Caravana do São Francisco: uma visão realística, artigo de João Suassuna
No mês de agosto do corrente, sob a coordenação de Apolo Heringer Lisboa, gerente do Projeto Manuelzão de Minas Gerais, foi formada uma Caravana para discussão de temas relacionados à Transposição e Revitalização do rio São Francisco, e desenvolvimento do Semi-árido brasileiro.
Durante 15 dias e visitando 11 estados brasileiros (Minas Gerais, Rio de Janeiro, Distrito Federal, São Paulo, Rio Grande do Norte, Ceará, Pernambuco, Paraíba, Bahia, Sergipe e Alagoas), a Caravana promoveu discussões entre técnicos especialistas em meio ambiente e recursos hídricos, representantes do Comitê de Bacia do Rio São Francisco, representantes do Ministério Público, dirigentes de movimentos sociais e de defesa do meio ambiente e representante das comunidades tradicionais da bacia do São Francisco.
Em sua trajetória pelo país, a Caravana esteve diante de dois fatos marcantes: de um lado uma mentira histórica e, de outro, uma grata surpresa.
A mentira histórica consistiu na afirmação, pelas autoridades, de que seria possibilitado, através do projeto de transposição do rio São Francisco, o abastecimento de 12 milhões de pessoas no Nordeste Setentrional. Esse número vem sendo questionado, inclusive, pelo Tribunal de Contas da União.
Não podia ser diferente: conforme estatísticas do IBGE (2003), os estados do Nordeste Setentrional (Ceará, Rio Grande do Norte, Paraíba e Pernambuco) possuem uma população estimada em cerca de 21,5 milhões de pessoas, sendo 10,3 milhões residentes em região semi-árida, com sérios problemas de abastecimento. Segundo o Comitê da Bacia Hidrográfica do São Francisco, o Projeto de Transposição atende a menos de 20% da área do Semi-árido e 44% de sua população continuarão sem acesso ao precioso líquido. Isto significa dizer que apenas 5,7 milhões de pessoas dos quatro estados é que serão beneficiadas, portanto, muito diferente daquele anunciado pelo projeto, de 12 milhões de pessoas.

Dados guardados =
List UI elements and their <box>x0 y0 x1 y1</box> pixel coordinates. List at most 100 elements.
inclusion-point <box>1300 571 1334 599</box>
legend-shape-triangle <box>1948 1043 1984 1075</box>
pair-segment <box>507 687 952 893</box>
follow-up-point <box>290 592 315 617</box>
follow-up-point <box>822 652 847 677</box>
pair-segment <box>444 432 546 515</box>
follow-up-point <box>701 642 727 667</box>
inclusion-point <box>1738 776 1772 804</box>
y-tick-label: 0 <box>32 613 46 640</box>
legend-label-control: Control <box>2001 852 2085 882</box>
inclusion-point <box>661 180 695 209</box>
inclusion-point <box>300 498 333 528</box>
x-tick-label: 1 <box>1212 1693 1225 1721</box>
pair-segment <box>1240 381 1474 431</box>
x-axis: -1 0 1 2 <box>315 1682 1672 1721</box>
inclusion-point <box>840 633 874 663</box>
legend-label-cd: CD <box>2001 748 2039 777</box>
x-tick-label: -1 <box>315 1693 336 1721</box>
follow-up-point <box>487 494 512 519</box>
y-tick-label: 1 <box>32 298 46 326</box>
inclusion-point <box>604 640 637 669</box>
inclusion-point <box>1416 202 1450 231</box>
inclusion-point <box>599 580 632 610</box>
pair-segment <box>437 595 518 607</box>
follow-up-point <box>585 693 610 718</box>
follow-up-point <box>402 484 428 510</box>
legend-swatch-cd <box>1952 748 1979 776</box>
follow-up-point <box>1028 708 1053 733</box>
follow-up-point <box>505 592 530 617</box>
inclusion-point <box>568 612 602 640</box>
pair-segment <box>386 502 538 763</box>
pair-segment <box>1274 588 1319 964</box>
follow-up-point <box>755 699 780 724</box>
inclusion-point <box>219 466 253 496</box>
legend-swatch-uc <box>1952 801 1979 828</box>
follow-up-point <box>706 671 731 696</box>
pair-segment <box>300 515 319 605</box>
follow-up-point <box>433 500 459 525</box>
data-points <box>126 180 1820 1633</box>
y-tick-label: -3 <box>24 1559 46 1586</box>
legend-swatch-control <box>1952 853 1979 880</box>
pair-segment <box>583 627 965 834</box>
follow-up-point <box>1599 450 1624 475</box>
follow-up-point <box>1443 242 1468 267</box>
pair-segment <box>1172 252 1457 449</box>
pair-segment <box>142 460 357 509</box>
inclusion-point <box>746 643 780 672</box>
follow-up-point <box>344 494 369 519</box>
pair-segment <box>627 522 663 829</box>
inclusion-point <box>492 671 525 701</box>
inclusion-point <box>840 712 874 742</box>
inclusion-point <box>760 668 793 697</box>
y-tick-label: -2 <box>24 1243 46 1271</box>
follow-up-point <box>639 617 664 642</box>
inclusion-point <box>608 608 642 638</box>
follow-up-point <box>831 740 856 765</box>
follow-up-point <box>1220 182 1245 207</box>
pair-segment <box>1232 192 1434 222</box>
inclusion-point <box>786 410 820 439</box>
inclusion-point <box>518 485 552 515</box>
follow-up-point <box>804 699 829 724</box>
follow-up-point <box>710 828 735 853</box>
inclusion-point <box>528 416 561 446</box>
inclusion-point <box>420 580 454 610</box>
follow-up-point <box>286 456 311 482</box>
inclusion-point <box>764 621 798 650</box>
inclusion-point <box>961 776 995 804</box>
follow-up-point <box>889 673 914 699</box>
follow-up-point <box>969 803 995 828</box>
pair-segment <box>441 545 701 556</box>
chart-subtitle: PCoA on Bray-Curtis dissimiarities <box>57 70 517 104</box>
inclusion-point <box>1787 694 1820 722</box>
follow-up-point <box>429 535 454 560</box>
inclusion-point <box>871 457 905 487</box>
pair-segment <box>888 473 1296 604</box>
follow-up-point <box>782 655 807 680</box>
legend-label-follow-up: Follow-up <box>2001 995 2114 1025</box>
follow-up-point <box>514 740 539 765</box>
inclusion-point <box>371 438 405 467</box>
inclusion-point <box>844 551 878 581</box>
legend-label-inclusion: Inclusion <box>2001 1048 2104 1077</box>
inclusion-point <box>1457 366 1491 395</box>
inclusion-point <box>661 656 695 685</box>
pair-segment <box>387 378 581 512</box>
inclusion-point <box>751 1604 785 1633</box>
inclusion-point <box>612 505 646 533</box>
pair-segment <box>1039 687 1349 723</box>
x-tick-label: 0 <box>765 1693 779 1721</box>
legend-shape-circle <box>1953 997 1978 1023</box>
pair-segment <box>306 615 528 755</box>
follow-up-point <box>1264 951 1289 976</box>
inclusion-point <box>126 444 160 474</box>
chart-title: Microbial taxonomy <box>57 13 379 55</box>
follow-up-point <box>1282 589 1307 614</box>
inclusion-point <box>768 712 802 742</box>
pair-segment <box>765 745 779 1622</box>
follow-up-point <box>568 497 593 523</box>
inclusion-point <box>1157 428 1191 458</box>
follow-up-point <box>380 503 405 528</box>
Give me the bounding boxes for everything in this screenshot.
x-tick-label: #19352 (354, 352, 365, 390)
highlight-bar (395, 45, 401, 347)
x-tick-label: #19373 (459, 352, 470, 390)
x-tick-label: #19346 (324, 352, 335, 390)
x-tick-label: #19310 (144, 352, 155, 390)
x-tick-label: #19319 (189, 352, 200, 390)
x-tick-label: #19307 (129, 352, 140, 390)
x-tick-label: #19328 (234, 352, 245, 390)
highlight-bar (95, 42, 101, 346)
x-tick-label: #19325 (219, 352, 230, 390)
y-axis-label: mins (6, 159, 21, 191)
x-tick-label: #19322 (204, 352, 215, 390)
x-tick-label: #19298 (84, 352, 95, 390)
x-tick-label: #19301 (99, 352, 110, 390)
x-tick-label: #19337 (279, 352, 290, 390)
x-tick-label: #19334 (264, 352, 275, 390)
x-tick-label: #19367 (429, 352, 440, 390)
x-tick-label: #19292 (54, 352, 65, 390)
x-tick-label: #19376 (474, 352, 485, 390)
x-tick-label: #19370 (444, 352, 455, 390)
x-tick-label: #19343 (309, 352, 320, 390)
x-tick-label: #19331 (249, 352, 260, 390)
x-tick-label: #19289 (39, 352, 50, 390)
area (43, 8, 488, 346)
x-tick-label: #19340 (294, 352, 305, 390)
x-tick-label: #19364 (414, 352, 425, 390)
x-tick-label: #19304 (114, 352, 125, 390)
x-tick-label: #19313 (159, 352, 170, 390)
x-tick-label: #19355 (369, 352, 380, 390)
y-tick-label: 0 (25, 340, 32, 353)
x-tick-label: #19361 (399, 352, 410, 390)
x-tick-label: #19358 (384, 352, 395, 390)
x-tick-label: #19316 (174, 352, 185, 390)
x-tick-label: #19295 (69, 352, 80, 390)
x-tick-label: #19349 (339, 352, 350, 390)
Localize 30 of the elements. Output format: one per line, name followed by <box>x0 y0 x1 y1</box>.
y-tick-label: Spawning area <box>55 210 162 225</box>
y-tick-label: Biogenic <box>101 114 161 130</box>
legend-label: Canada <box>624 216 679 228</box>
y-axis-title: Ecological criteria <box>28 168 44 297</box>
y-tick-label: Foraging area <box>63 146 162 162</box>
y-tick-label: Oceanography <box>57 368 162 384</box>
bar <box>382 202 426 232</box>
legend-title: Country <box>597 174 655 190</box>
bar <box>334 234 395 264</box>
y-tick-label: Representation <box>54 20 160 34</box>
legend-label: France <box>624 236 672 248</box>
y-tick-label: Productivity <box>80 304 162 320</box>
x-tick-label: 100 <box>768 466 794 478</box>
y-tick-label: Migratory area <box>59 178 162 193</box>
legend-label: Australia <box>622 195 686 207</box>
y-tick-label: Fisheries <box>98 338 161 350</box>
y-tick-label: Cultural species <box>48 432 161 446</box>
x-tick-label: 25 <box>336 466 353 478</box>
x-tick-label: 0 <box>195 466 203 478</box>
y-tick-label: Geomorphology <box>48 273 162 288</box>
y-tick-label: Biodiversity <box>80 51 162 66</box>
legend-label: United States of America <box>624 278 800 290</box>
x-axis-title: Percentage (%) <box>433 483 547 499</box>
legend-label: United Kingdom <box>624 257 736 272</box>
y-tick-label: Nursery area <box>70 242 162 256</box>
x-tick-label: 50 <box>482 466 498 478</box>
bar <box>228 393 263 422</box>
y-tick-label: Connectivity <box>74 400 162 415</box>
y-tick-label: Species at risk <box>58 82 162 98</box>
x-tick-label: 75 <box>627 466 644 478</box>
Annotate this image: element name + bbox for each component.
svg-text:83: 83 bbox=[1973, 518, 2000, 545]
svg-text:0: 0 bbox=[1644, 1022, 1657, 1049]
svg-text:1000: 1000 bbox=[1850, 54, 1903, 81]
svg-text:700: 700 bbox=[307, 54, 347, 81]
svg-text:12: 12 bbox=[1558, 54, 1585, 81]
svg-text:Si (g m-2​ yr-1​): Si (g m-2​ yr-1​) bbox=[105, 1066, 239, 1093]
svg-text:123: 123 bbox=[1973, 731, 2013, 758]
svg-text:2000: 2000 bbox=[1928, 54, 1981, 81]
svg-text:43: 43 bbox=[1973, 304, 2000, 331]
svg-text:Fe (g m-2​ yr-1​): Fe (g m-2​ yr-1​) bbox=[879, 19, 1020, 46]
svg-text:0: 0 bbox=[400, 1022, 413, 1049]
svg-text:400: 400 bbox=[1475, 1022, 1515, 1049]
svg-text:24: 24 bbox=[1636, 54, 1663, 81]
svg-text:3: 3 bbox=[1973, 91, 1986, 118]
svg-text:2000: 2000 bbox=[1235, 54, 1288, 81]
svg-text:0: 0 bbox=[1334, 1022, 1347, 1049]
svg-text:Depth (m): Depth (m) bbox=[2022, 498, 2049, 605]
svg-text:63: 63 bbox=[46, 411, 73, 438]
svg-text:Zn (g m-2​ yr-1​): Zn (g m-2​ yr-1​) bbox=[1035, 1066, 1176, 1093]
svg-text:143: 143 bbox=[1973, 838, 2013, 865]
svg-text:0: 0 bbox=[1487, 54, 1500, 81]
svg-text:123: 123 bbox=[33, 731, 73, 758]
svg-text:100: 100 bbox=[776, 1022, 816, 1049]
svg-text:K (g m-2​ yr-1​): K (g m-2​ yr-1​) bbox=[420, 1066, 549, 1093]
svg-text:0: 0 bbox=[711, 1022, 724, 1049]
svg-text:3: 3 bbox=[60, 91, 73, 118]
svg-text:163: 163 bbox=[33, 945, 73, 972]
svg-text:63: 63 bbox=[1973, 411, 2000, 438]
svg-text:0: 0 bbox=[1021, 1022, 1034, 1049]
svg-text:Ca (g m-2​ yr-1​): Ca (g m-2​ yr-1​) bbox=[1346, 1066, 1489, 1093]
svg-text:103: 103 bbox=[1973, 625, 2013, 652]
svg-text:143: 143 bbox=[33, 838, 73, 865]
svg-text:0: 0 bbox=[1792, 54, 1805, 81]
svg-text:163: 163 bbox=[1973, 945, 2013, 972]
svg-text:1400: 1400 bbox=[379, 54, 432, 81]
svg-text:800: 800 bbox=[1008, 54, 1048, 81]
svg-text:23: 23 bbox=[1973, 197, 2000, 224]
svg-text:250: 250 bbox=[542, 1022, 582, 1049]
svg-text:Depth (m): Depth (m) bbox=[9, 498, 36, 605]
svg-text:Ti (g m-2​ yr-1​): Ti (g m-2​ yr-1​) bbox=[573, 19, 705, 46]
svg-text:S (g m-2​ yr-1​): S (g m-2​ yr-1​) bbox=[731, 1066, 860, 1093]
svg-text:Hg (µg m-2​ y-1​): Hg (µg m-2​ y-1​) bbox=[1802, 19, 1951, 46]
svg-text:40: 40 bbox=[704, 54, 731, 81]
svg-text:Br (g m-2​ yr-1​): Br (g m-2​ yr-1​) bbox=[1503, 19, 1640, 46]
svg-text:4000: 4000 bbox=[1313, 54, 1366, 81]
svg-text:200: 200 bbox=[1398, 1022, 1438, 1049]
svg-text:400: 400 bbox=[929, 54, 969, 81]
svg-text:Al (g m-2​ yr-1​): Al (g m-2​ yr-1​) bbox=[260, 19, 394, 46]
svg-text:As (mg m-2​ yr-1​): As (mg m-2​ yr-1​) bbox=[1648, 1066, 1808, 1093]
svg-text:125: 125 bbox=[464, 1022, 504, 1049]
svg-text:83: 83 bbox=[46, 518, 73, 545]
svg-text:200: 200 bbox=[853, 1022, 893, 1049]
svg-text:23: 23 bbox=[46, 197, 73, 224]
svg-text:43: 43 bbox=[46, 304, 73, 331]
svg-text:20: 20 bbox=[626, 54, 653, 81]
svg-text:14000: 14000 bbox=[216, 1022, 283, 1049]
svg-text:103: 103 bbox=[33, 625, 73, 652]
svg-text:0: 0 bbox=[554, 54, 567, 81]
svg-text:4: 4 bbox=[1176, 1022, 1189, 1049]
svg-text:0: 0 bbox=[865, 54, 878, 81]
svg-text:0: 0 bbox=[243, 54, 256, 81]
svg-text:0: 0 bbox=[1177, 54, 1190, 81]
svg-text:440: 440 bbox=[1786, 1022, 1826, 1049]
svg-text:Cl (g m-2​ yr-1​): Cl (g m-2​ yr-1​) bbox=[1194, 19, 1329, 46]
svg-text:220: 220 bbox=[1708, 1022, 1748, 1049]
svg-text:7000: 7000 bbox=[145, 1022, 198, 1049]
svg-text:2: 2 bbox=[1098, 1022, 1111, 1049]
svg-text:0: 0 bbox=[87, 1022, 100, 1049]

Instruções de trabalho =
Reescreva o texto sobre a Caravana do São Francisco de "Caravana do São" até "do São Francisco." e atualize o trecho trocando "agosto" por "setembro".

Exercício resolvido =
Caravana do São Francisco: uma visão realística, artigo de João Suassuna
No mês de setembro do corrente, sob a coordenação de Apolo Heringer Lisboa, gerente do Projeto Manuelzão de Minas Gerais, foi formada uma Caravana para discussão de temas relacionados à Transposição e Revitalização do rio São Francisco, e desenvolvimento do Semi-árido brasileiro.
Durante 15 dias e visitando 11 estados brasileiros (Minas Gerais, Rio de Janeiro, Distrito Federal, São Paulo, Rio Grande do Norte, Ceará, Pernambuco, Paraíba, Bahia, Sergipe e Alagoas), a Caravana promoveu discussões entre técnicos especialistas em meio ambiente e recursos hídricos, representantes do Comitê de Bacia do Rio São Francisco, representantes do Ministério Público, dirigentes de movimentos sociais e de defesa do meio ambiente e representante das comunidades tradicionais da bacia do São Francisco.